### [SHORT EXERCISE]
Gather all lines with "Tikki" from the records.
## START EXCERPTED RECORDS
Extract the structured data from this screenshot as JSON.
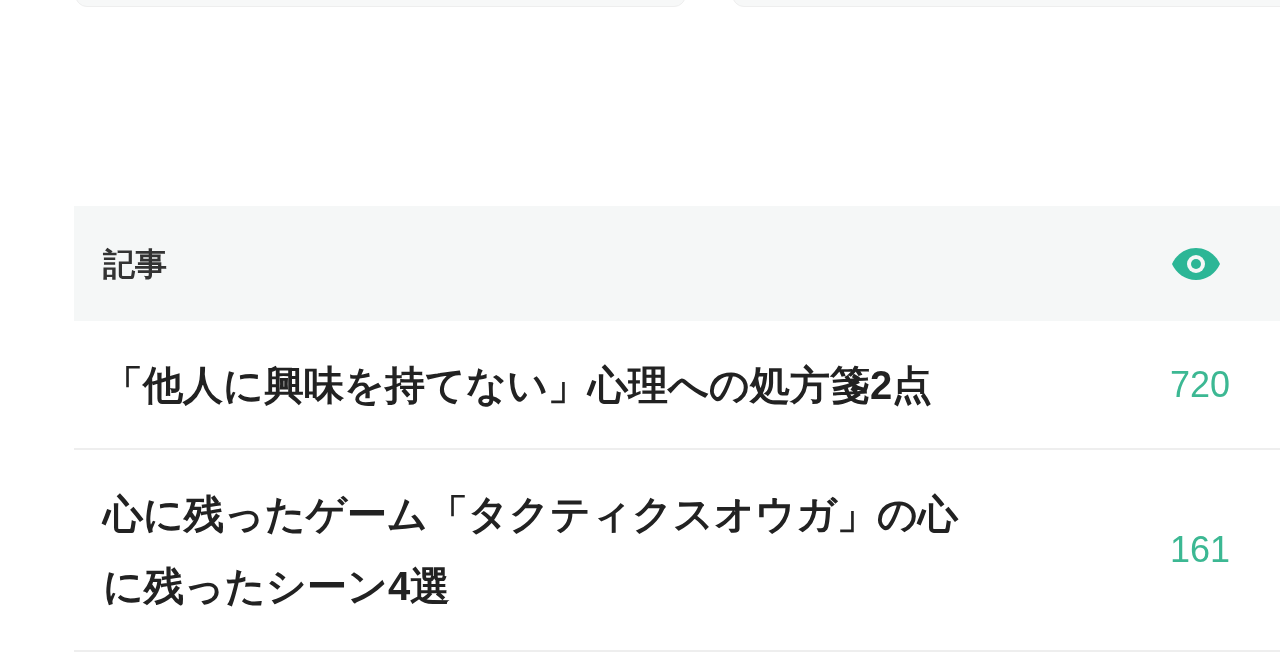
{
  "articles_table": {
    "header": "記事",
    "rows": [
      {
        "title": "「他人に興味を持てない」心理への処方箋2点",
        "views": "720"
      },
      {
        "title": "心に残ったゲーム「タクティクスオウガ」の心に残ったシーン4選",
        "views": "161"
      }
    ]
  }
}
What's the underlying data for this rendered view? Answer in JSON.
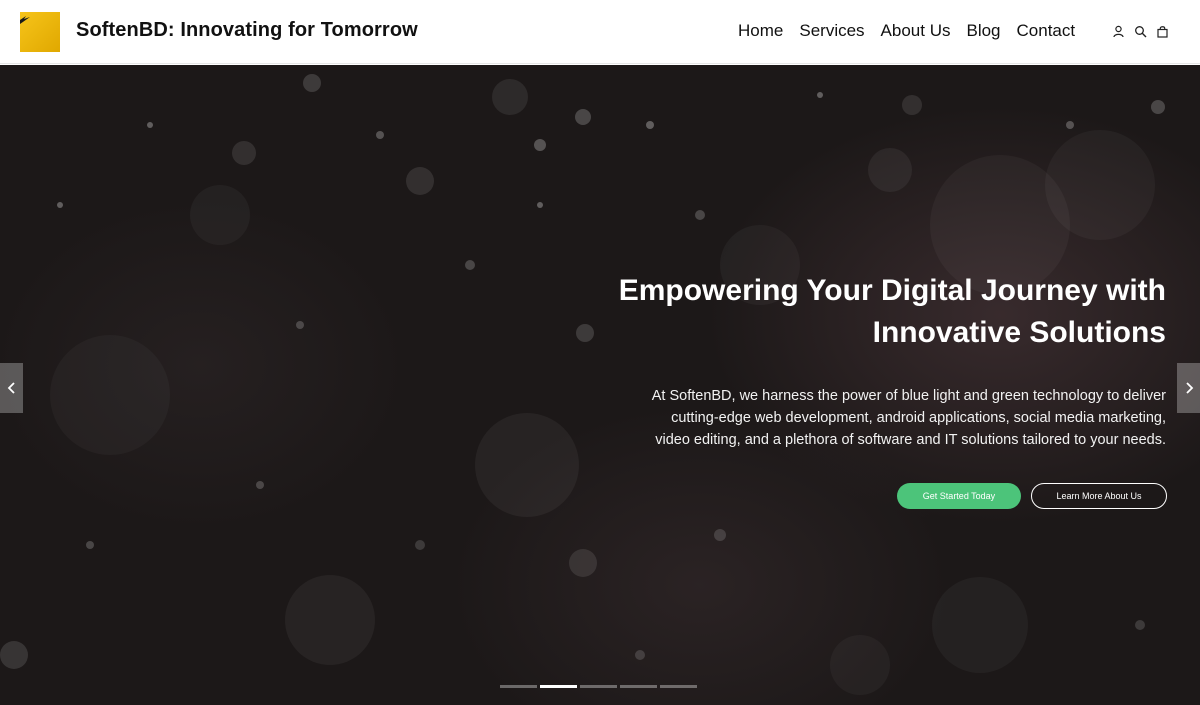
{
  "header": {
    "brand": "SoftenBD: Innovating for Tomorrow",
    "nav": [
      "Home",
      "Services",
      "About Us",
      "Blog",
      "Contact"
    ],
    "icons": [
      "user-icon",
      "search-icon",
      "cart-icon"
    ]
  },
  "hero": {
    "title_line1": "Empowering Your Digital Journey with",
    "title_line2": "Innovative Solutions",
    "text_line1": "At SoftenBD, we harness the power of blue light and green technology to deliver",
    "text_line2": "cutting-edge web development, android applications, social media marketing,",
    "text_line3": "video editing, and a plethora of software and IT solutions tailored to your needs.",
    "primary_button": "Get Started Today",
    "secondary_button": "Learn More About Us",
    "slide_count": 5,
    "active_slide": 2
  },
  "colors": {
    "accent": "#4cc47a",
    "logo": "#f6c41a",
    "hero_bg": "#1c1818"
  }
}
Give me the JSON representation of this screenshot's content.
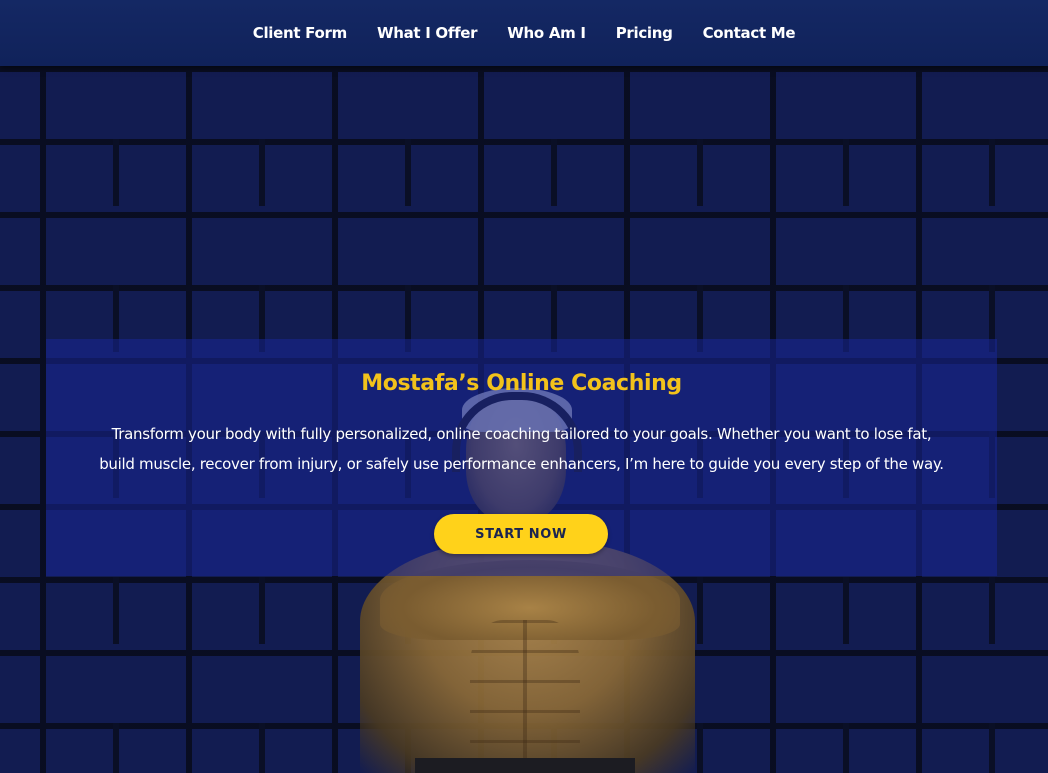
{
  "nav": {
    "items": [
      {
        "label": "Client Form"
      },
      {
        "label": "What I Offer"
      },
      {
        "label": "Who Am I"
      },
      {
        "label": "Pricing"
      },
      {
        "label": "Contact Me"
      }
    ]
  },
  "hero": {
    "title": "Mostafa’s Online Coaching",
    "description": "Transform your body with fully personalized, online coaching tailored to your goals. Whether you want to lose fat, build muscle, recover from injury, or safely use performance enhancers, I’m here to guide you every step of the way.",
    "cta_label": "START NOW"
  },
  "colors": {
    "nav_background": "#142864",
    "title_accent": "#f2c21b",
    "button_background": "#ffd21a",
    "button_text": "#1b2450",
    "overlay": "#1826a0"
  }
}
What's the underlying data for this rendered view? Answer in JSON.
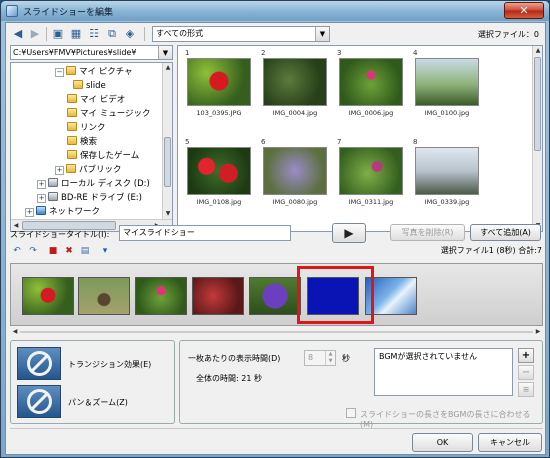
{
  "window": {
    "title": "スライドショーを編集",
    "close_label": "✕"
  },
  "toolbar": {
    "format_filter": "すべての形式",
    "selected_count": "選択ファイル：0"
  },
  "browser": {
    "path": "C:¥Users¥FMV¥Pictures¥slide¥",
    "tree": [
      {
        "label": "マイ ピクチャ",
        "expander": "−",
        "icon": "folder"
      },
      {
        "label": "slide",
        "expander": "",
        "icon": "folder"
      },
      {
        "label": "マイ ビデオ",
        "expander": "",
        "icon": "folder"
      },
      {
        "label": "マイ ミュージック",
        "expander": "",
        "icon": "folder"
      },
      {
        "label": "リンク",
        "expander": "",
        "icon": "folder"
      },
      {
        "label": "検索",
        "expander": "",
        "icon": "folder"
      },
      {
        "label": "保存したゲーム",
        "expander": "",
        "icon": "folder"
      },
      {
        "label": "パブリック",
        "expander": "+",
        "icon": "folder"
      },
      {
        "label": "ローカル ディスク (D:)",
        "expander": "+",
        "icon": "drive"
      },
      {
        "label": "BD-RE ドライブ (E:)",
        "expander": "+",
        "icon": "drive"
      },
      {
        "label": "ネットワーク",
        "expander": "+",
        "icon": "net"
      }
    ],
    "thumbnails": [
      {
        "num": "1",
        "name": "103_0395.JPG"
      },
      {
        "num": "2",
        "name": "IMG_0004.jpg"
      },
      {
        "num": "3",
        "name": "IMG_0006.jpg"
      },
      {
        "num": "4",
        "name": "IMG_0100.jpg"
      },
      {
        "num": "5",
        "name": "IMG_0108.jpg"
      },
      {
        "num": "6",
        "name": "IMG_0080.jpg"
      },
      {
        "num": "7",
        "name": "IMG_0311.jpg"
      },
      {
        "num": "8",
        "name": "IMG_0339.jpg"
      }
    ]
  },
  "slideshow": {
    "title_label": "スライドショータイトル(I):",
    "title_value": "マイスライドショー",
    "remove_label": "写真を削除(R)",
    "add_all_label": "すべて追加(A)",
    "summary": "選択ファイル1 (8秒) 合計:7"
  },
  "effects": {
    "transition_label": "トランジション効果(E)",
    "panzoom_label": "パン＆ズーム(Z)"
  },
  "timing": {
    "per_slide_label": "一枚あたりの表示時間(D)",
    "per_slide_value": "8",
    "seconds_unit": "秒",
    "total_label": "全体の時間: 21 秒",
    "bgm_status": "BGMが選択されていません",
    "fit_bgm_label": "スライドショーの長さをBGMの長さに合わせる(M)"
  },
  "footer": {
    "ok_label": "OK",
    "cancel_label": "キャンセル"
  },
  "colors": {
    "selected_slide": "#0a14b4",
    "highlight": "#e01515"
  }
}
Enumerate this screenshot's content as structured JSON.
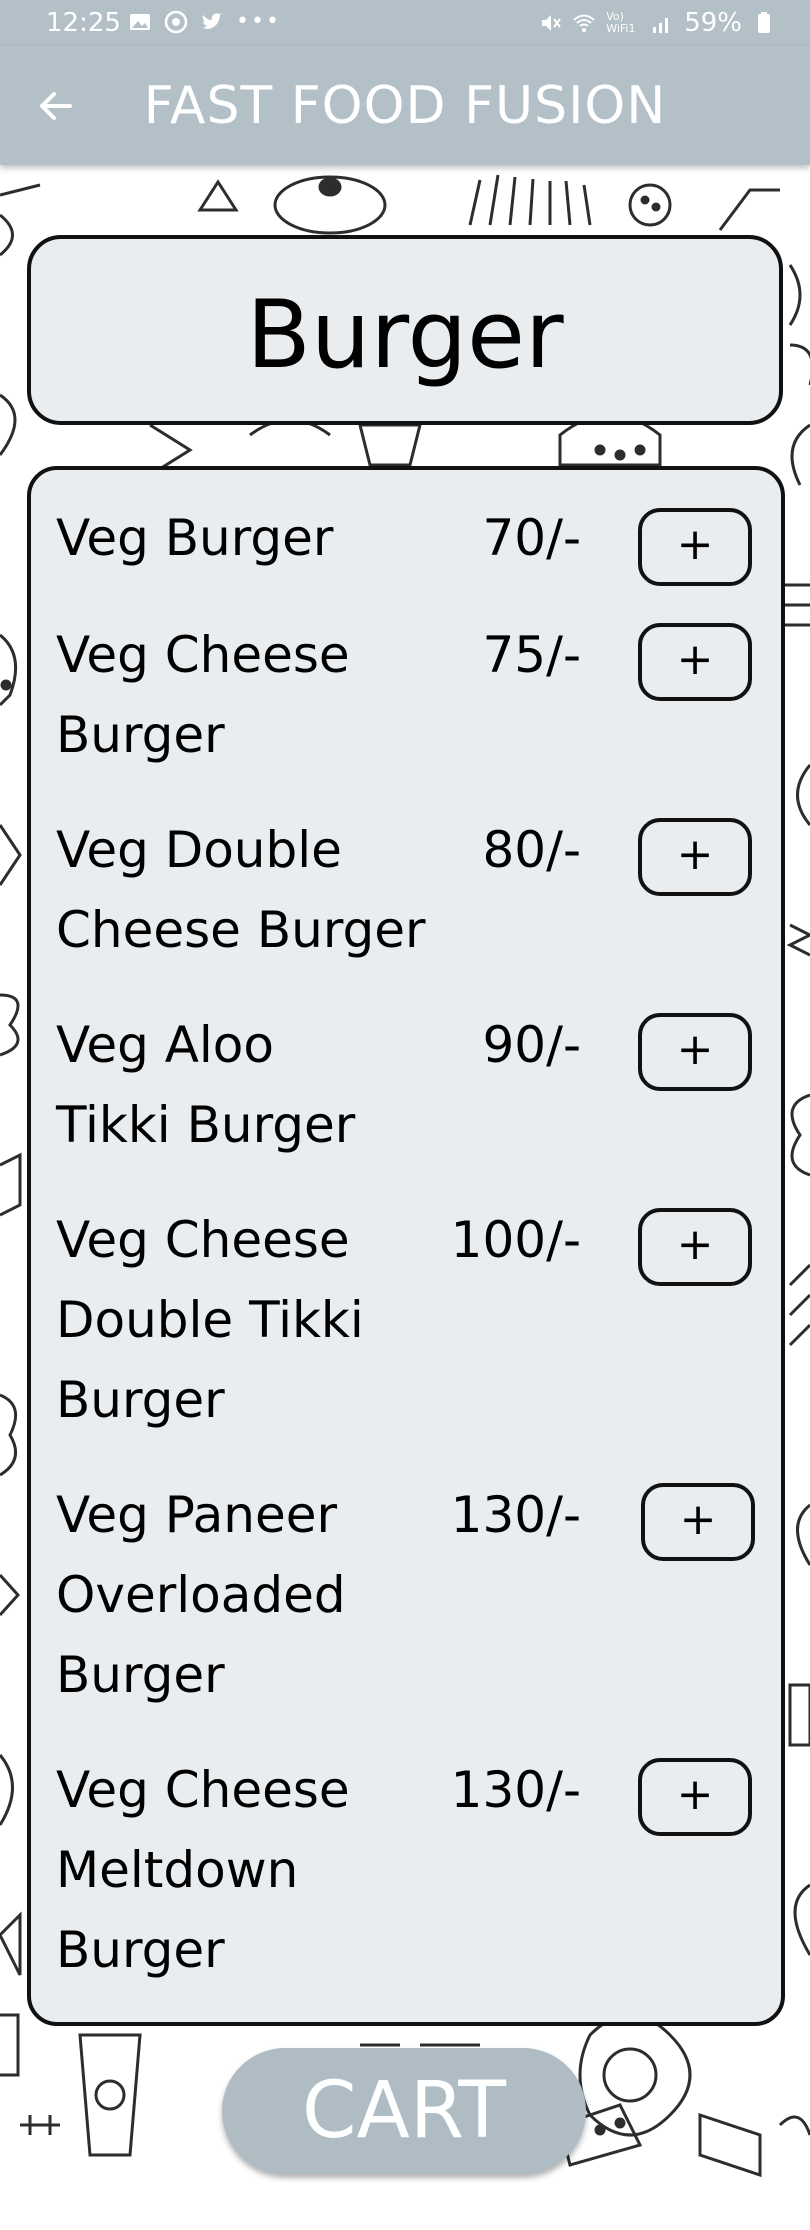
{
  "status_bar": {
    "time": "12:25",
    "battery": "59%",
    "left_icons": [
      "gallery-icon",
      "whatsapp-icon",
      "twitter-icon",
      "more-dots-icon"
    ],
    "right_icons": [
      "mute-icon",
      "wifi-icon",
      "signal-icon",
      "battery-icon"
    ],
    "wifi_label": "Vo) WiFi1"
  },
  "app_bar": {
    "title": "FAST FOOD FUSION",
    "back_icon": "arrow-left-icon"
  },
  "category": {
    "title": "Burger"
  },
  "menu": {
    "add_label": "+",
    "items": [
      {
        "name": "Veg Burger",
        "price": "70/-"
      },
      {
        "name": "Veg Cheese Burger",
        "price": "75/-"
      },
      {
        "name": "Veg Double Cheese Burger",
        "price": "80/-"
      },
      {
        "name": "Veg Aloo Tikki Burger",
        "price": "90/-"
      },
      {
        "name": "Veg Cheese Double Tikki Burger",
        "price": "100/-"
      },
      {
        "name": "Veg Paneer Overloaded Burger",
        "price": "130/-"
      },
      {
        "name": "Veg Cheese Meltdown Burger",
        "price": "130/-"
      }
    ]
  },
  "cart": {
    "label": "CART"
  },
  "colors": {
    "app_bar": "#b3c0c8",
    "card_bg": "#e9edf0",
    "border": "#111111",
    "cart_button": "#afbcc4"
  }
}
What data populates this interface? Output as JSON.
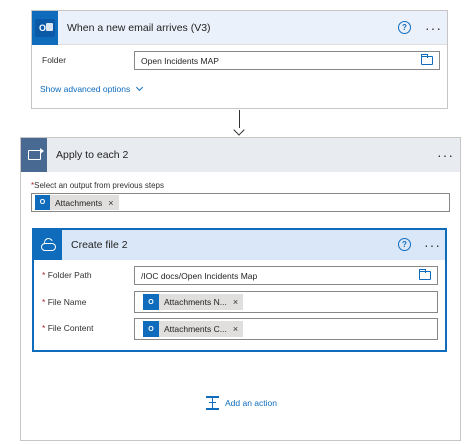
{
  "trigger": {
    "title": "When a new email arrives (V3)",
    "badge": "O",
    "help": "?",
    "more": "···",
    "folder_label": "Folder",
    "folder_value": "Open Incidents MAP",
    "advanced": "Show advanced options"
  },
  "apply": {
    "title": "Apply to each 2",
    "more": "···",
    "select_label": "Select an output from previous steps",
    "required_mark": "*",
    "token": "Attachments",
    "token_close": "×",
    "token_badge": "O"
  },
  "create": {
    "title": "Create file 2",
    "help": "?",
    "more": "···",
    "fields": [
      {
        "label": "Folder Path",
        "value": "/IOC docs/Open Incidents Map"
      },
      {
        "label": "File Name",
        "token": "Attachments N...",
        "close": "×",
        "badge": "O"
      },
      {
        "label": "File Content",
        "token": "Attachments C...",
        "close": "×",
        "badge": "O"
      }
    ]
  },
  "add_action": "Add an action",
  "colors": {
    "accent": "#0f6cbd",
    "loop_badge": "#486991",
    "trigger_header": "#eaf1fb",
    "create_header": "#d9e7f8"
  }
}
## END EXCERPTED RECORDS
### [OUTPUT]
        "name": "Veg Aloo Tikki Burger",
        "name": "Veg Cheese Double Tikki Burger",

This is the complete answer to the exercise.